● Directions
In full and without deviation, write out the entries that follow.

● Records for processing
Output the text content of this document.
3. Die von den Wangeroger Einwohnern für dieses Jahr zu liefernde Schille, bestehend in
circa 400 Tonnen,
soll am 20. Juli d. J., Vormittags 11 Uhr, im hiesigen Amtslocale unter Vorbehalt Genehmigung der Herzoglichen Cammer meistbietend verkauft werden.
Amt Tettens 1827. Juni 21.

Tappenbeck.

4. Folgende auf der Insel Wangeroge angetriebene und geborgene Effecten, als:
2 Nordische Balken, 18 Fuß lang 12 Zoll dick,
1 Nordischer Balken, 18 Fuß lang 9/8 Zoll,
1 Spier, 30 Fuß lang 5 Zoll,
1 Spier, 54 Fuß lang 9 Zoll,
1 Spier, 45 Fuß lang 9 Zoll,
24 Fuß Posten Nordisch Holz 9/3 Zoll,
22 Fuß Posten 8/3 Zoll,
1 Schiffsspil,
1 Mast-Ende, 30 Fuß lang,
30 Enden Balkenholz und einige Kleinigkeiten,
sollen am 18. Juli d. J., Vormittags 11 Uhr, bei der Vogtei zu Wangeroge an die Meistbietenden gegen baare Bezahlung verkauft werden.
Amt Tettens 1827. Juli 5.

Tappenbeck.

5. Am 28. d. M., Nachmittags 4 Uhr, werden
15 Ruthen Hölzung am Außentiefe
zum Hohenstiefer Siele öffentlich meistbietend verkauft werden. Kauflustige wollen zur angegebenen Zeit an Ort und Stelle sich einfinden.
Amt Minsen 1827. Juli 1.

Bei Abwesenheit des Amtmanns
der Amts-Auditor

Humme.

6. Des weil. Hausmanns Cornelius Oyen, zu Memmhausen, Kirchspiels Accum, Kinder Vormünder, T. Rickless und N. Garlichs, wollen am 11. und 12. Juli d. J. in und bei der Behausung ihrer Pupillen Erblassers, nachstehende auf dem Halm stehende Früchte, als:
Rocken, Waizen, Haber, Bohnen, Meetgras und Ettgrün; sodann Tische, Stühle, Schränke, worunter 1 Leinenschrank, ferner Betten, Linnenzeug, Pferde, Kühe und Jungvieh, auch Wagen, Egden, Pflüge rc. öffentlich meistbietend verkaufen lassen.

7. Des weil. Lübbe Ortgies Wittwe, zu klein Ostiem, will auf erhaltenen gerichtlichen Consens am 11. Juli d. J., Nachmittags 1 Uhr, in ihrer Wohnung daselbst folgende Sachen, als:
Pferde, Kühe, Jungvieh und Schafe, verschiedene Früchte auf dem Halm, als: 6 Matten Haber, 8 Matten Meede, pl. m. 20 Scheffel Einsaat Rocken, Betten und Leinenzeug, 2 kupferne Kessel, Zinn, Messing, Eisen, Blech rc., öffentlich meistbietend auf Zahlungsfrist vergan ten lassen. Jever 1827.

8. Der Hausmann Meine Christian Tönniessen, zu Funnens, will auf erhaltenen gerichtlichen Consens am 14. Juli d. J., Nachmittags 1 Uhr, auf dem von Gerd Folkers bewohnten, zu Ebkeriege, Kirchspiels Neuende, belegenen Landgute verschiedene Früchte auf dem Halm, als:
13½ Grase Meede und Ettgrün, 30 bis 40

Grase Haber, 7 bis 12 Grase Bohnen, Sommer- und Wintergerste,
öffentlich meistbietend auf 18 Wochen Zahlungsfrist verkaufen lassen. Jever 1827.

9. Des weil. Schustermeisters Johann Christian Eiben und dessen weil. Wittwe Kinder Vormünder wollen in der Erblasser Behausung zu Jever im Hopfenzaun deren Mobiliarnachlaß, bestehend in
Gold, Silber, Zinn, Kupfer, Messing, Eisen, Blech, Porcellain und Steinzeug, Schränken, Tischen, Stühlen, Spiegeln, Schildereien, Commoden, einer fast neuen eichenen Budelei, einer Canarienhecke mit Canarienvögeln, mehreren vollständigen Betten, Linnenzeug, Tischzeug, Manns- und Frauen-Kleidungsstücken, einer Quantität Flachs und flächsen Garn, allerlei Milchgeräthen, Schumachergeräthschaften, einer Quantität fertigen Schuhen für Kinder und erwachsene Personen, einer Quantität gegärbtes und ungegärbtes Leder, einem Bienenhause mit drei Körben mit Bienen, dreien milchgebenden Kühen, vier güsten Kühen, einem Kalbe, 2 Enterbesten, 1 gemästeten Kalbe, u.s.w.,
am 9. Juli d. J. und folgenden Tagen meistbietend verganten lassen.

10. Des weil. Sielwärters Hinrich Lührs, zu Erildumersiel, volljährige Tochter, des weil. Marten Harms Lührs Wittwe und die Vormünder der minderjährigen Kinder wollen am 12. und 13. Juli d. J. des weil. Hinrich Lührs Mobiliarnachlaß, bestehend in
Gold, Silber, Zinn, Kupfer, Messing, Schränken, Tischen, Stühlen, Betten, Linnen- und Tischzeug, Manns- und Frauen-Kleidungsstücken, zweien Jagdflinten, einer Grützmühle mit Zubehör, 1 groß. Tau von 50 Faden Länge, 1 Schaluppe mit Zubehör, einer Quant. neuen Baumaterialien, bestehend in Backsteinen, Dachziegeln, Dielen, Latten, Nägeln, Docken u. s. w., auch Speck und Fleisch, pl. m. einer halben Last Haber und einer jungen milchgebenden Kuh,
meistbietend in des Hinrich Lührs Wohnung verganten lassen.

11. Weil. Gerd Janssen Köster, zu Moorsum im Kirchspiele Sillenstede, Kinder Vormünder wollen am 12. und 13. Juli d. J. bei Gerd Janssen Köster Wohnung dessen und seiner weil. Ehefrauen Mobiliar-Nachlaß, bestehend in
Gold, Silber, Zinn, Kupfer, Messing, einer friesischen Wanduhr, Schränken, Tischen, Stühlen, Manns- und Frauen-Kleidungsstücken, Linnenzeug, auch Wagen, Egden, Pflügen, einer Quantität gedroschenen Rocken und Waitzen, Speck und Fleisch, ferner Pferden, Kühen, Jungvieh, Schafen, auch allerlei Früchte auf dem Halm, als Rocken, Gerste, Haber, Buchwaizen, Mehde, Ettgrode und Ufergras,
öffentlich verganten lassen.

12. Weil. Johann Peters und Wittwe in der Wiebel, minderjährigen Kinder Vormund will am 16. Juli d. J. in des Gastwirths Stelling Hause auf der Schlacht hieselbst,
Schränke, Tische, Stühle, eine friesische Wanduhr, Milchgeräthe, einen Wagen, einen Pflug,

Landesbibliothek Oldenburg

● Output
Output the text content of this document.
3. Die von den Wangeroger Einwohnern für dieses Jahr zu liefernde Schille, bestehend in
circa 400 Tonnen,
soll am 20. Juli d. J., Vormittags 11 Uhr, im hiesigen Amtslocale unter Vorbehalt Genehmigung der Herzoglichen Cammer meistbietend verkauft werden.
Amt Tettens 1827. Juni 21.

Tappenbeck.

4. Folgende auf der Insel Wangeroge angetriebene und geborgene Effecten, als:
2 Nordische Balken, 18 Fuß lang 12 Zoll dick,
1 Nordischer Balken, 18 Fuß lang 9/8 Zoll,
1 Spier, 30 Fuß lang 5 Zoll,
1 Spier, 54 Fuß lang 9 Zoll,
1 Spier, 45 Fuß lang 9 Zoll,
24 Fuß Posten Nordisch Holz 9/3 Zoll,
22 Fuß Posten 8/3 Zoll,
1 Schiffsspil,
1 Mast-Ende, 30 Fuß lang,
30 Enden Balkenholz und einige Kleinigkeiten,
sollen am 18. Juli d. J., Vormittags 11 Uhr, bei der Vogtei zu Wangeroge an die Meistbietenden gegen baare Bezahlung verkauft werden.
Amt Tettens 1827. Juli 5.

Tappenbeck.

5. Am 28. d. M., Nachmittags 4 Uhr, werden
15 Ruthen Hölzung am Außentiefe
zum Hohenstiefer Siele öffentlich meistbietend verkauft werden. Kauflustige wollen zur angegebenen Zeit an Ort und Stelle sich einfinden.
Amt Minsen 1827. Juli 1.

Bei Abwesenheit des Amtmanns
der Amts-Auditor

Humme.

6. Des weil. Hausmanns Cornelius Oyen, zu Memmhausen, Kirchspiels Accum, Kinder Vormünder, T. Rickless und N. Garlichs, wollen am 11. und 12. Juli d. J. in und bei der Behausung ihrer Pupillen Erblassers, nachstehende auf dem Halm stehende Früchte, als:
Rocken, Waizen, Haber, Bohnen, Meetgras und Ettgrün; sodann Tische, Stühle, Schränke, worunter 1 Leinenschrank, ferner Betten, Linnenzeug, Pferde, Kühe und Jungvieh, auch Wagen, Egden, Pflüge rc. öffentlich meistbietend verkaufen lassen.

7. Des weil. Lübbe Ortgies Wittwe, zu klein Ostiem, will auf erhaltenen gerichtlichen Consens am 11. Juli d. J., Nachmittags 1 Uhr, in ihrer Wohnung daselbst folgende Sachen, als:
Pferde, Kühe, Jungvieh und Schafe, verschiedene Früchte auf dem Halm, als: 6 Matten Haber, 8 Matten Meede, pl. m. 20 Scheffel Einsaat Rocken, Betten und Leinenzeug, 2 kupferne Kessel, Zinn, Messing, Eisen, Blech rc., öffentlich meistbietend auf Zahlungsfrist vergan ten lassen. Jever 1827.

8. Der Hausmann Meine Christian Tönniessen, zu Funnens, will auf erhaltenen gerichtlichen Consens am 14. Juli d. J., Nachmittags 1 Uhr, auf dem von Gerd Folkers bewohnten, zu Ebkeriege, Kirchspiels Neuende, belegenen Landgute verschiedene Früchte auf dem Halm, als:
13½ Grase Meede und Ettgrün, 30 bis 40

Grase Haber, 7 bis 12 Grase Bohnen, Sommer- und Wintergerste,
öffentlich meistbietend auf 18 Wochen Zahlungsfrist verkaufen lassen. Jever 1827.

9. Des weil. Schustermeisters Johann Christian Eiben und dessen weil. Wittwe Kinder Vormünder wollen in der Erblasser Behausung zu Jever im Hopfenzaun deren Mobiliarnachlaß, bestehend in
Gold, Silber, Zinn, Kupfer, Messing, Eisen, Blech, Porcellain und Steinzeug, Schränken, Tischen, Stühlen, Spiegeln, Schildereien, Commoden, einer fast neuen eichenen Budelei, einer Canarienhecke mit Canarienvögeln, mehreren vollständigen Betten, Linnenzeug, Tischzeug, Manns- und Frauen-Kleidungsstücken, einer Quantität Flachs und flächsen Garn, allerlei Milchgeräthen, Schumachergeräthschaften, einer Quantität fertigen Schuhen für Kinder und erwachsene Personen, einer Quantität gegärbtes und ungegärbtes Leder, einem Bienenhause mit drei Körben mit Bienen, dreien milchgebenden Kühen, vier güsten Kühen, einem Kalbe, 2 Enterbesten, 1 gemästeten Kalbe, u.s.w.,
am 9. Juli d. J. und folgenden Tagen meistbietend verganten lassen.

10. Des weil. Sielwärters Hinrich Lührs, zu Erildumersiel, volljährige Tochter, des weil. Marten Harms Lührs Wittwe und die Vormünder der minderjährigen Kinder wollen am 12. und 13. Juli d. J. des weil. Hinrich Lührs Mobiliarnachlaß, bestehend in
Gold, Silber, Zinn, Kupfer, Messing, Schränken, Tischen, Stühlen, Betten, Linnen- und Tischzeug, Manns- und Frauen-Kleidungsstücken, zweien Jagdflinten, einer Grützmühle mit Zubehör, 1 groß. Tau von 50 Faden Länge, 1 Schaluppe mit Zubehör, einer Quant. neuen Baumaterialien, bestehend in Backsteinen, Dachziegeln, Dielen, Latten, Nägeln, Docken u. s. w., auch Speck und Fleisch, pl. m. einer halben Last Haber und einer jungen milchgebenden Kuh,
meistbietend in des Hinrich Lührs Wohnung verganten lassen.

11. Weil. Gerd Janssen Köster, zu Moorsum im Kirchspiele Sillenstede, Kinder Vormünder wollen am 12. und 13. Juli d. J. bei Gerd Janssen Köster Wohnung dessen und seiner weil. Ehefrauen Mobiliar-Nachlaß, bestehend in
Gold, Silber, Zinn, Kupfer, Messing, einer friesischen Wanduhr, Schränken, Tischen, Stühlen, Manns- und Frauen-Kleidungsstücken, Linnenzeug, auch Wagen, Egden, Pflügen, einer Quantität gedroschenen Rocken und Waitzen, Speck und Fleisch, ferner Pferden, Kühen, Jungvieh, Schafen, auch allerlei Früchte auf dem Halm, als Rocken, Gerste, Haber, Buchwaizen, Mehde, Ettgrode und Ufergras,
öffentlich verganten lassen.

12. Weil. Johann Peters und Wittwe in der Wiebel, minderjährigen Kinder Vormund will am 16. Juli d. J. in des Gastwirths Stelling Hause auf der Schlacht hieselbst,
Schränke, Tische, Stühle, eine friesische Wanduhr, Milchgeräthe, einen Wagen, einen Pflug,

Landesbibliothek Oldenburg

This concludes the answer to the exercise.